_Records to process_

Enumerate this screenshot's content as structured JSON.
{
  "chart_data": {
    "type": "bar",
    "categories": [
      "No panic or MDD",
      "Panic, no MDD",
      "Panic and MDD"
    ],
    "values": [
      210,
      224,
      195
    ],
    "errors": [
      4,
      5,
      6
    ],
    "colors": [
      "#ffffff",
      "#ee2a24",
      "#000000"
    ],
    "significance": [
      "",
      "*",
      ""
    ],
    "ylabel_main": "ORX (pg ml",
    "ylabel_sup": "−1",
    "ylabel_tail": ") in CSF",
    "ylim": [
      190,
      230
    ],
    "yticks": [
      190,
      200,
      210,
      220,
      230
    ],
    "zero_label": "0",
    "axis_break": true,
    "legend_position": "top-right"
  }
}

_Your task_
Reproduce all of the material above word for word.

_Answer below_
Enumerate this screenshot's content as structured JSON.
{
  "chart_data": {
    "type": "bar",
    "categories": [
      "No panic or MDD",
      "Panic, no MDD",
      "Panic and MDD"
    ],
    "values": [
      210,
      224,
      195
    ],
    "errors": [
      4,
      5,
      6
    ],
    "colors": [
      "#ffffff",
      "#ee2a24",
      "#000000"
    ],
    "significance": [
      "",
      "*",
      ""
    ],
    "ylabel_main": "ORX (pg ml",
    "ylabel_sup": "−1",
    "ylabel_tail": ") in CSF",
    "ylim": [
      190,
      230
    ],
    "yticks": [
      190,
      200,
      210,
      220,
      230
    ],
    "zero_label": "0",
    "axis_break": true,
    "legend_position": "top-right"
  }
}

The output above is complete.